EXERCISE DIRECTIONS
Find the word "Lampen" in the data. Return every line where it appears.

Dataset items

<<<<

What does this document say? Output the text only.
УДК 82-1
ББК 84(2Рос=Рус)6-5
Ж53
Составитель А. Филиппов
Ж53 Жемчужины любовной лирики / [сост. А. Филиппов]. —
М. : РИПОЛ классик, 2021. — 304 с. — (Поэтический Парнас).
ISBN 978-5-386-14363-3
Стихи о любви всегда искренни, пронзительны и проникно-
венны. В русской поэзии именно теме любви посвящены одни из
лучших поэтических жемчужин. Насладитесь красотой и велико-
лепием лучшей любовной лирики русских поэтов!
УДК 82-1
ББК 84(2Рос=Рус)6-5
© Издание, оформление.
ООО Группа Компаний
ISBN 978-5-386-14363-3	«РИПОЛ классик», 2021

>>>>
<<<<

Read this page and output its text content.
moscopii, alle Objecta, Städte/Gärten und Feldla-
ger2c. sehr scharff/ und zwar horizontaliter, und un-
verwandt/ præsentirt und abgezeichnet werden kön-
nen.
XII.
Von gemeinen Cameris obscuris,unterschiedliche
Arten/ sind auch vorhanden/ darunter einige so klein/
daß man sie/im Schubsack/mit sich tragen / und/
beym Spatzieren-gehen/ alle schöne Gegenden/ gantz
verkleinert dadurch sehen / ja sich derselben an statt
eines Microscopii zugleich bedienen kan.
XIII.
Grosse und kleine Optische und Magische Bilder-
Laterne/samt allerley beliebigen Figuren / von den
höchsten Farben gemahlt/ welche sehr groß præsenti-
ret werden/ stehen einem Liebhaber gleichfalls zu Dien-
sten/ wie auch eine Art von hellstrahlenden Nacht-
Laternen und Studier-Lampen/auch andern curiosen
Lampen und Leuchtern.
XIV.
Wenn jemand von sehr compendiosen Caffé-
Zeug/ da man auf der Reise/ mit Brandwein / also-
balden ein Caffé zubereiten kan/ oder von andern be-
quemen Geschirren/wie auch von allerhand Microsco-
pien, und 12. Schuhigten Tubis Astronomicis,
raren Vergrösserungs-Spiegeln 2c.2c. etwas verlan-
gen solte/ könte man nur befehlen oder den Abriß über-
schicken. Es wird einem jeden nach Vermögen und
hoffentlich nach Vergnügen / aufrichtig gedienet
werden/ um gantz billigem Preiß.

>>>>

THE REPLY
Laternen und Studier-Lampen/auch andern curiosen
Lampen und Leuchtern.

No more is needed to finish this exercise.